(WHAT IS NEEDED) An exact copy of all the data is required, with pictures left out.
— BEGIN —
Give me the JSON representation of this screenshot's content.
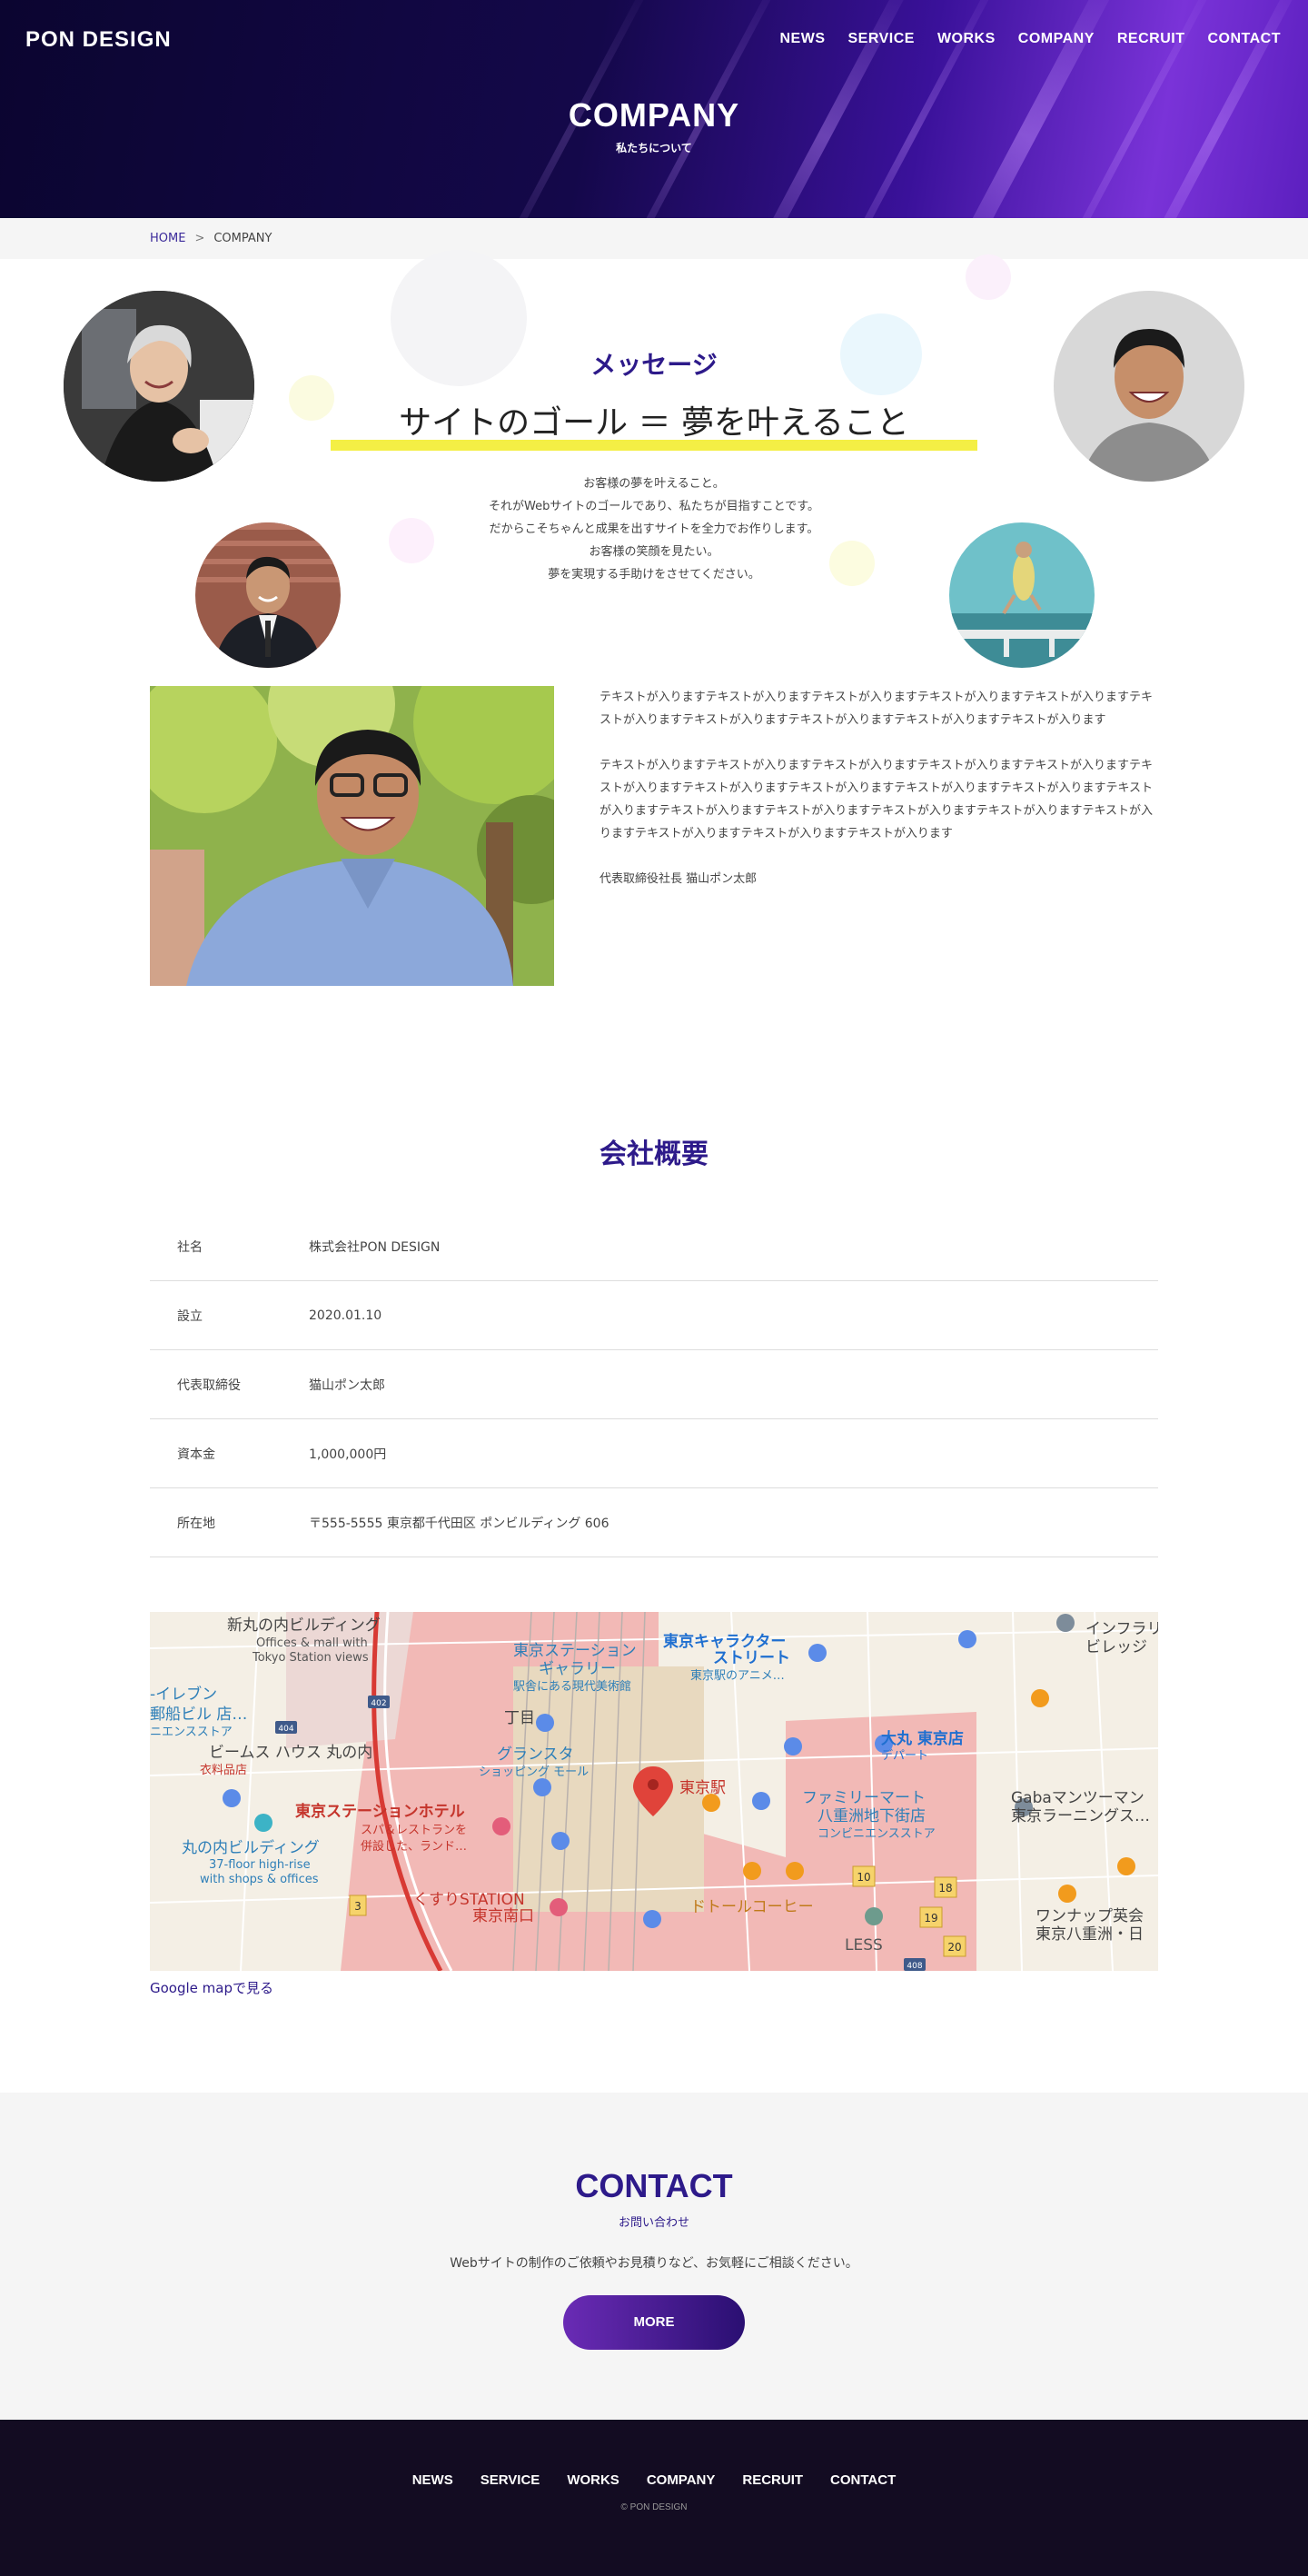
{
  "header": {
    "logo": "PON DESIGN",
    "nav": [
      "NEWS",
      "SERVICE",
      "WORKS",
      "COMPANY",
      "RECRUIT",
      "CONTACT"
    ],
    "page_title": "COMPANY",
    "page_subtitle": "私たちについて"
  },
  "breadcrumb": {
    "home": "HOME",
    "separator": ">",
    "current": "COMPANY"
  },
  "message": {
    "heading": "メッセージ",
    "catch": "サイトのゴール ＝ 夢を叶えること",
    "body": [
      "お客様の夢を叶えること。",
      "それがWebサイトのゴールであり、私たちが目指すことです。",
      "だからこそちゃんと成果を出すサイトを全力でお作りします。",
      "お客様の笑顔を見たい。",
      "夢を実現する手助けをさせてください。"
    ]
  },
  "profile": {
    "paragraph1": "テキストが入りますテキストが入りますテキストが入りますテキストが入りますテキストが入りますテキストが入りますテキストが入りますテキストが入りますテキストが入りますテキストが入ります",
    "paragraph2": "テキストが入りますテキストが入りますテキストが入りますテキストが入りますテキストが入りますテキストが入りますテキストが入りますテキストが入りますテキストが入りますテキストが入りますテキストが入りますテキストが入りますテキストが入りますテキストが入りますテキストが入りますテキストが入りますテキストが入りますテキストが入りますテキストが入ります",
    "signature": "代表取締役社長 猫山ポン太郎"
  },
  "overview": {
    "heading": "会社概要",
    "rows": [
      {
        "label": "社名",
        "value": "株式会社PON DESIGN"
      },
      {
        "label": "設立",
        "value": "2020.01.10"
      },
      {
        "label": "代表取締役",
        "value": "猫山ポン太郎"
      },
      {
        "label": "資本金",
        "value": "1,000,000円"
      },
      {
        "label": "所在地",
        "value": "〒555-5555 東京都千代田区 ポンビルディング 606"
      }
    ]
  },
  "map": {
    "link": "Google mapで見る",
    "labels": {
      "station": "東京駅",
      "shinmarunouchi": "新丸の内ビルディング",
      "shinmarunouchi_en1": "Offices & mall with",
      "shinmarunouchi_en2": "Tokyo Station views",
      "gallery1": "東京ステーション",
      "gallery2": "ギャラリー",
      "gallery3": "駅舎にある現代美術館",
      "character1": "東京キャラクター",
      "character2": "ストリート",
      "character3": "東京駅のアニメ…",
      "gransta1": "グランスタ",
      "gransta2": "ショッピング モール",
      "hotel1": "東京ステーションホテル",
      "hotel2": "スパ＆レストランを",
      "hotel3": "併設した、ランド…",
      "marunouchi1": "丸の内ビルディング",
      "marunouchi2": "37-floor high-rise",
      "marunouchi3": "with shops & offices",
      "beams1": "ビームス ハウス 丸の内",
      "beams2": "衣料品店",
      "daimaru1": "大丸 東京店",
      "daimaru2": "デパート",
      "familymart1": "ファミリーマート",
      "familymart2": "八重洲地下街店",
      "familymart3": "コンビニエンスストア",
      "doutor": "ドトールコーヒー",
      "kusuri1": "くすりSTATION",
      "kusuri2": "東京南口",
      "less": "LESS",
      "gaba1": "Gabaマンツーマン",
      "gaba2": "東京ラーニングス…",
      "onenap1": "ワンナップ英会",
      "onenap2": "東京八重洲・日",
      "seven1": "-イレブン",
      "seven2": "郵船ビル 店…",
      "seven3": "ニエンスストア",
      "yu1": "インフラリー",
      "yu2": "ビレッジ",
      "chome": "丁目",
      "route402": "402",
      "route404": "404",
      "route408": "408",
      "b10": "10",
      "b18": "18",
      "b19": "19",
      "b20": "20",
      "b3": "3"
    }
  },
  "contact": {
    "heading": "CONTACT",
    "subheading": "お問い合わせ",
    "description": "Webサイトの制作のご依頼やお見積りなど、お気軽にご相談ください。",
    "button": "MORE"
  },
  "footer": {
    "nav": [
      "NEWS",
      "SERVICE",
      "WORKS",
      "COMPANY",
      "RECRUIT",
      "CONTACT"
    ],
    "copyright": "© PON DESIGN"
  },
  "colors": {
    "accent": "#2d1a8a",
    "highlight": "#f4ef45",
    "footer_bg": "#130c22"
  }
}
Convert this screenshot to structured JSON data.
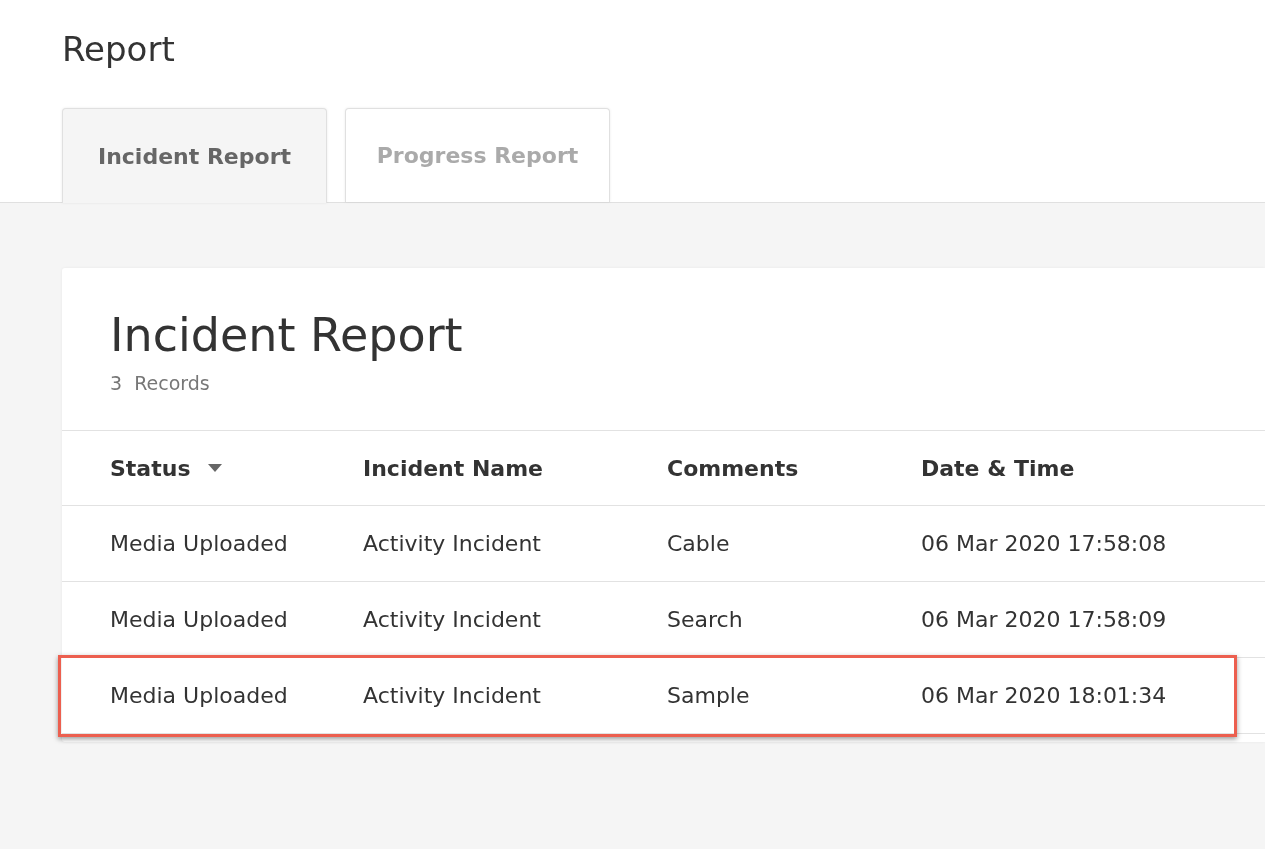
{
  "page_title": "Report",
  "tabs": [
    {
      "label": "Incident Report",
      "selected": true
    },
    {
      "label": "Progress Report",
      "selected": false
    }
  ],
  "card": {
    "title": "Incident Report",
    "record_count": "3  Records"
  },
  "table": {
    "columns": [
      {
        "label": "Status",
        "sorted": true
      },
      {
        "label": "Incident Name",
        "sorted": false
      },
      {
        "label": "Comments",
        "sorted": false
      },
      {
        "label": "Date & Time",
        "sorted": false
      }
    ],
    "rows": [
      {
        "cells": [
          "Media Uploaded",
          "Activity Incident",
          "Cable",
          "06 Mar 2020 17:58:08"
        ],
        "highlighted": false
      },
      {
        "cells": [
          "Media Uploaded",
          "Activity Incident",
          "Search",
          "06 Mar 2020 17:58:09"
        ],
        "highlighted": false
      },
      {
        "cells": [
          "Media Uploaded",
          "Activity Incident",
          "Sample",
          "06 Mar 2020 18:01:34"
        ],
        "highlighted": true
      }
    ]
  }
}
— END —
(THE RESPONSE)
Give me the JSON representation of this screenshot's content.
{
  "header": {
    "logo": "PON DESIGN",
    "nav": [
      "NEWS",
      "SERVICE",
      "WORKS",
      "COMPANY",
      "RECRUIT",
      "CONTACT"
    ],
    "page_title": "COMPANY",
    "page_subtitle": "私たちについて"
  },
  "breadcrumb": {
    "home": "HOME",
    "separator": ">",
    "current": "COMPANY"
  },
  "message": {
    "heading": "メッセージ",
    "catch": "サイトのゴール ＝ 夢を叶えること",
    "body": [
      "お客様の夢を叶えること。",
      "それがWebサイトのゴールであり、私たちが目指すことです。",
      "だからこそちゃんと成果を出すサイトを全力でお作りします。",
      "お客様の笑顔を見たい。",
      "夢を実現する手助けをさせてください。"
    ]
  },
  "profile": {
    "paragraph1": "テキストが入りますテキストが入りますテキストが入りますテキストが入りますテキストが入りますテキストが入りますテキストが入りますテキストが入りますテキストが入りますテキストが入ります",
    "paragraph2": "テキストが入りますテキストが入りますテキストが入りますテキストが入りますテキストが入りますテキストが入りますテキストが入りますテキストが入りますテキストが入りますテキストが入りますテキストが入りますテキストが入りますテキストが入りますテキストが入りますテキストが入りますテキストが入りますテキストが入りますテキストが入りますテキストが入ります",
    "signature": "代表取締役社長 猫山ポン太郎"
  },
  "overview": {
    "heading": "会社概要",
    "rows": [
      {
        "label": "社名",
        "value": "株式会社PON DESIGN"
      },
      {
        "label": "設立",
        "value": "2020.01.10"
      },
      {
        "label": "代表取締役",
        "value": "猫山ポン太郎"
      },
      {
        "label": "資本金",
        "value": "1,000,000円"
      },
      {
        "label": "所在地",
        "value": "〒555-5555 東京都千代田区 ポンビルディング 606"
      }
    ]
  },
  "map": {
    "link": "Google mapで見る",
    "labels": {
      "station": "東京駅",
      "shinmarunouchi": "新丸の内ビルディング",
      "shinmarunouchi_en1": "Offices & mall with",
      "shinmarunouchi_en2": "Tokyo Station views",
      "gallery1": "東京ステーション",
      "gallery2": "ギャラリー",
      "gallery3": "駅舎にある現代美術館",
      "character1": "東京キャラクター",
      "character2": "ストリート",
      "character3": "東京駅のアニメ…",
      "gransta1": "グランスタ",
      "gransta2": "ショッピング モール",
      "hotel1": "東京ステーションホテル",
      "hotel2": "スパ＆レストランを",
      "hotel3": "併設した、ランド…",
      "marunouchi1": "丸の内ビルディング",
      "marunouchi2": "37-floor high-rise",
      "marunouchi3": "with shops & offices",
      "beams1": "ビームス ハウス 丸の内",
      "beams2": "衣料品店",
      "daimaru1": "大丸 東京店",
      "daimaru2": "デパート",
      "familymart1": "ファミリーマート",
      "familymart2": "八重洲地下街店",
      "familymart3": "コンビニエンスストア",
      "doutor": "ドトールコーヒー",
      "kusuri1": "くすりSTATION",
      "kusuri2": "東京南口",
      "less": "LESS",
      "gaba1": "Gabaマンツーマン",
      "gaba2": "東京ラーニングス…",
      "onenap1": "ワンナップ英会",
      "onenap2": "東京八重洲・日",
      "seven1": "-イレブン",
      "seven2": "郵船ビル 店…",
      "seven3": "ニエンスストア",
      "yu1": "インフラリー",
      "yu2": "ビレッジ",
      "chome": "丁目",
      "route402": "402",
      "route404": "404",
      "route408": "408",
      "b10": "10",
      "b18": "18",
      "b19": "19",
      "b20": "20",
      "b3": "3"
    }
  },
  "contact": {
    "heading": "CONTACT",
    "subheading": "お問い合わせ",
    "description": "Webサイトの制作のご依頼やお見積りなど、お気軽にご相談ください。",
    "button": "MORE"
  },
  "footer": {
    "nav": [
      "NEWS",
      "SERVICE",
      "WORKS",
      "COMPANY",
      "RECRUIT",
      "CONTACT"
    ],
    "copyright": "© PON DESIGN"
  },
  "colors": {
    "accent": "#2d1a8a",
    "highlight": "#f4ef45",
    "footer_bg": "#130c22"
  }
}
Convert this screenshot to structured JSON data.
{
  "page_title": "Report",
  "tabs": [
    {
      "label": "Incident Report",
      "selected": true
    },
    {
      "label": "Progress Report",
      "selected": false
    }
  ],
  "card": {
    "title": "Incident Report",
    "record_count": "3  Records"
  },
  "table": {
    "columns": [
      {
        "label": "Status",
        "sorted": true
      },
      {
        "label": "Incident Name",
        "sorted": false
      },
      {
        "label": "Comments",
        "sorted": false
      },
      {
        "label": "Date & Time",
        "sorted": false
      }
    ],
    "rows": [
      {
        "cells": [
          "Media Uploaded",
          "Activity Incident",
          "Cable",
          "06 Mar 2020 17:58:08"
        ],
        "highlighted": false
      },
      {
        "cells": [
          "Media Uploaded",
          "Activity Incident",
          "Search",
          "06 Mar 2020 17:58:09"
        ],
        "highlighted": false
      },
      {
        "cells": [
          "Media Uploaded",
          "Activity Incident",
          "Sample",
          "06 Mar 2020 18:01:34"
        ],
        "highlighted": true
      }
    ]
  }
}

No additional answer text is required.